— Exercise aim —
Check every line of the entries for "What", and copy the lines that hold it.

********

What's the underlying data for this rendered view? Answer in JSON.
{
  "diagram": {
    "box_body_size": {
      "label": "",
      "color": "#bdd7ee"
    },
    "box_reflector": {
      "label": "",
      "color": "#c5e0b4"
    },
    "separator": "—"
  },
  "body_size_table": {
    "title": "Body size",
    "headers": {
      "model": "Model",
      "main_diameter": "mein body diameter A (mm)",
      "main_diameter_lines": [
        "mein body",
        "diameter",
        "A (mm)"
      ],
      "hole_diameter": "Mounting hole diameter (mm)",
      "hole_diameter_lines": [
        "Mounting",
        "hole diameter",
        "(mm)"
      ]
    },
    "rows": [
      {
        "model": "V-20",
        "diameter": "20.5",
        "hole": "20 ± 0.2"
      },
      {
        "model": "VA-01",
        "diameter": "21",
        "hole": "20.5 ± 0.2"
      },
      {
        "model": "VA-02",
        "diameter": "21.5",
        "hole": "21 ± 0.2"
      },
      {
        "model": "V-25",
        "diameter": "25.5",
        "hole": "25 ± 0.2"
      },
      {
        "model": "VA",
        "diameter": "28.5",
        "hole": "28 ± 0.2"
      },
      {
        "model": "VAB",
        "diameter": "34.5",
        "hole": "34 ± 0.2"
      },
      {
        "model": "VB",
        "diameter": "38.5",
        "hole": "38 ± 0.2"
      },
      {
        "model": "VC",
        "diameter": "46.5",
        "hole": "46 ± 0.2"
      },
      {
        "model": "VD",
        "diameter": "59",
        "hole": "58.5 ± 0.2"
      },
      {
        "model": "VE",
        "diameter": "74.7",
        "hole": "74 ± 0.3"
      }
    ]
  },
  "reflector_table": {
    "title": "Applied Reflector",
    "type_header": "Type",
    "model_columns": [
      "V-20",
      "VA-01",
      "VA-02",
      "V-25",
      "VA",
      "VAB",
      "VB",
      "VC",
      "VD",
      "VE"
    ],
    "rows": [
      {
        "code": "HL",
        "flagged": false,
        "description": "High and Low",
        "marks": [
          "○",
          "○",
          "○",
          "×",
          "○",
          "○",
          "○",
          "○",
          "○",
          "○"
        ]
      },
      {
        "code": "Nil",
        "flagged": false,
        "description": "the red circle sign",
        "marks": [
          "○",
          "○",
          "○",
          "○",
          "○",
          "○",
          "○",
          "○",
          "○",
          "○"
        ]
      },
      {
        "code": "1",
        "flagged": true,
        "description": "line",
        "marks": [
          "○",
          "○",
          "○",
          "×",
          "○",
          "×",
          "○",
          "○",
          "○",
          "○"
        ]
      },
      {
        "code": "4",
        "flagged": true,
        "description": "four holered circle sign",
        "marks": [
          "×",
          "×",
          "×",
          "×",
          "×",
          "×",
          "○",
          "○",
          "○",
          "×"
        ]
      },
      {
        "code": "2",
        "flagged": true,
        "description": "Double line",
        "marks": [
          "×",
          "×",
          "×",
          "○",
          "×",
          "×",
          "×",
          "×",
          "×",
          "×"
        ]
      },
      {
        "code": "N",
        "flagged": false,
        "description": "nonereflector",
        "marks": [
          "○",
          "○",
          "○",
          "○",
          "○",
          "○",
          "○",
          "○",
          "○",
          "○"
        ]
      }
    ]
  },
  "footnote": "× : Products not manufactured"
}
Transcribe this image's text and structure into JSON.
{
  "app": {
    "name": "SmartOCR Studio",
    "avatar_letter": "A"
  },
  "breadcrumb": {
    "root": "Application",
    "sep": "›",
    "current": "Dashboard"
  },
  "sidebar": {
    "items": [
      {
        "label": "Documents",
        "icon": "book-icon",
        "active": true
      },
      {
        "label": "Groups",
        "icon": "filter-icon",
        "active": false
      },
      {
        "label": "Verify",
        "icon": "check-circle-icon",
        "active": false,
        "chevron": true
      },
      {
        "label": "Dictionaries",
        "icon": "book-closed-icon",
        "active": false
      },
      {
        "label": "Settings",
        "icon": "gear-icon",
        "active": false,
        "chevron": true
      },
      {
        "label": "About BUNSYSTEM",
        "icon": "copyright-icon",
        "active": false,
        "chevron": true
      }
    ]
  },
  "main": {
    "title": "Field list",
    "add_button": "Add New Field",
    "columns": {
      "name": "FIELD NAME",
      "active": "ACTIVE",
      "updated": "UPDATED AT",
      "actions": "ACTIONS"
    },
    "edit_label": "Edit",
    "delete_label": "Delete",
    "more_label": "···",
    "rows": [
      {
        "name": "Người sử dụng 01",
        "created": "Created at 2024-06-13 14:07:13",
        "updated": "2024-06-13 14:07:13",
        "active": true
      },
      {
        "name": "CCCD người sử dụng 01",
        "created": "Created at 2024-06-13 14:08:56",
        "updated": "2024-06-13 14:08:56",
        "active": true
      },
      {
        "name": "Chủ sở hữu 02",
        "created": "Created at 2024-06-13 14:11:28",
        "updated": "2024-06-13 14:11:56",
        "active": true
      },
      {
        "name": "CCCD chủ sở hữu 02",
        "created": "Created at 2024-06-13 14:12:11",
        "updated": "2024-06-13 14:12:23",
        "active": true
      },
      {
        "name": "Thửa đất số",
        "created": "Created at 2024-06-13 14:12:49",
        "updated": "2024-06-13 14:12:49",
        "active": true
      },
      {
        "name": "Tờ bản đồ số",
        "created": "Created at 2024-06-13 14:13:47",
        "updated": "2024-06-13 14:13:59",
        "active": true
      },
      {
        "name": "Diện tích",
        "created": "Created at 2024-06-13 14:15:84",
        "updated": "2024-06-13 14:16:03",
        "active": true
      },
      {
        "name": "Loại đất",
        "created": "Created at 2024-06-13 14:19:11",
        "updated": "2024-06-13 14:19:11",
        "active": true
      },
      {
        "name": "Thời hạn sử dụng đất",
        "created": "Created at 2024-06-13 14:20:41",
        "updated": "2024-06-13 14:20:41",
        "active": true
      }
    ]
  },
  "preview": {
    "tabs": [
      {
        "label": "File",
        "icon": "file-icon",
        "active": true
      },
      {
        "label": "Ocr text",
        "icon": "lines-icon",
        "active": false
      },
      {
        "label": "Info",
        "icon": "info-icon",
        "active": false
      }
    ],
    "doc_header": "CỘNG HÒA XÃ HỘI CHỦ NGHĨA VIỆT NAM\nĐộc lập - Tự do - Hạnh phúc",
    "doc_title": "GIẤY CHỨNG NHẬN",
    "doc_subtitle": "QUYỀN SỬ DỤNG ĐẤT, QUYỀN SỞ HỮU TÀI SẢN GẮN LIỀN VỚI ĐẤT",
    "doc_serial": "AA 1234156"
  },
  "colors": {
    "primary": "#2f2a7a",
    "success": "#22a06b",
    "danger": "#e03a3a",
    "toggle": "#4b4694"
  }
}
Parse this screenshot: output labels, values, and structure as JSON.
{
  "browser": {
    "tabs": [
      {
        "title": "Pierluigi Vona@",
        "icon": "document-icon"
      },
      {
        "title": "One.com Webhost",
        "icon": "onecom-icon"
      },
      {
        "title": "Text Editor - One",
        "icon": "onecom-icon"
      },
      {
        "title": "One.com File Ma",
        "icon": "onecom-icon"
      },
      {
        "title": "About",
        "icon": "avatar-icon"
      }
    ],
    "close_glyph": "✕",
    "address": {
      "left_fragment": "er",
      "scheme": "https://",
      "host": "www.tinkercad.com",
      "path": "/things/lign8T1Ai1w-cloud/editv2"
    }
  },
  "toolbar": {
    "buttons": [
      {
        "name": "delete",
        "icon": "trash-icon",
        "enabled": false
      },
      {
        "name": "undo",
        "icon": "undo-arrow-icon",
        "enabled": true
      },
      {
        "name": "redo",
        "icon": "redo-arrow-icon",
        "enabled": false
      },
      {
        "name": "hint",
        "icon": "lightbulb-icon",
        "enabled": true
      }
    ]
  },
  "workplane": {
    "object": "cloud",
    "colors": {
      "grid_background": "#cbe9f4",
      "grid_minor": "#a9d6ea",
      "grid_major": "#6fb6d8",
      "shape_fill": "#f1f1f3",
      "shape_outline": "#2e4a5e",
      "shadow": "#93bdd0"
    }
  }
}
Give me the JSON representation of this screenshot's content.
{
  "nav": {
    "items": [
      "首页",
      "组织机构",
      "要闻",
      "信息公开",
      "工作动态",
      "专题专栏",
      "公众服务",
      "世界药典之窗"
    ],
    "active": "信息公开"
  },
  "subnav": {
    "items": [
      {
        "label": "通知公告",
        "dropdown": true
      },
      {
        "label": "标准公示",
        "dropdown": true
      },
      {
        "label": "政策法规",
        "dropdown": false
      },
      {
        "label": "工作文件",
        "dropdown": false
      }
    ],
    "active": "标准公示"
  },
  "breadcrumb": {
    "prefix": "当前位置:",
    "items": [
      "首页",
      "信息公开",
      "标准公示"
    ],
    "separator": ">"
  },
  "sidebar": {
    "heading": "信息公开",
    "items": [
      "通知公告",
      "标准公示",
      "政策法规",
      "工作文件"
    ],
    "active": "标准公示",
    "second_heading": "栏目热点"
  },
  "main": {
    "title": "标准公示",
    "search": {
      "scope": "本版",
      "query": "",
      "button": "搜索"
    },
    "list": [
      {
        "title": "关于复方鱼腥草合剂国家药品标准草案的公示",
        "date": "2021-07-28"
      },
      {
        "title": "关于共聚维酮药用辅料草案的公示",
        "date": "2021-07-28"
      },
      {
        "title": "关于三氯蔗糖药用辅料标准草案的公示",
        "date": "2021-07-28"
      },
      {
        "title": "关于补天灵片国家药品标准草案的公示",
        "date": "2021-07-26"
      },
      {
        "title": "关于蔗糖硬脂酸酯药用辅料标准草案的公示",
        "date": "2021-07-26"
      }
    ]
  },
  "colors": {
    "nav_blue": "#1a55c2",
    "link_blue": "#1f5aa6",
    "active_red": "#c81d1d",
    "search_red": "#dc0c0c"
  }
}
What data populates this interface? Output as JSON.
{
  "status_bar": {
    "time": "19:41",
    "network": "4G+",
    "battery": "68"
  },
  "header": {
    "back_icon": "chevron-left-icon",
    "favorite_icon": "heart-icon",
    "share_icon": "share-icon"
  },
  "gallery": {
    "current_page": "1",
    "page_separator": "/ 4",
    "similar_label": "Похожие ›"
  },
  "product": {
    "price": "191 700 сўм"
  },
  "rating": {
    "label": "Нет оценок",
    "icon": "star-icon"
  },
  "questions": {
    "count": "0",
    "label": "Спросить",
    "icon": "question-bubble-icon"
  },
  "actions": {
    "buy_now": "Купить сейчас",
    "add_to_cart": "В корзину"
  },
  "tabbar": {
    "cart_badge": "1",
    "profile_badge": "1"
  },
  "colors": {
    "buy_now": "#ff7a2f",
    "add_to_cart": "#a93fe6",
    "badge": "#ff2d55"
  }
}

********

— Solution —
What's the underlying data for this rendered view? Answer in JSON.
What data populates this interface? Output as JSON.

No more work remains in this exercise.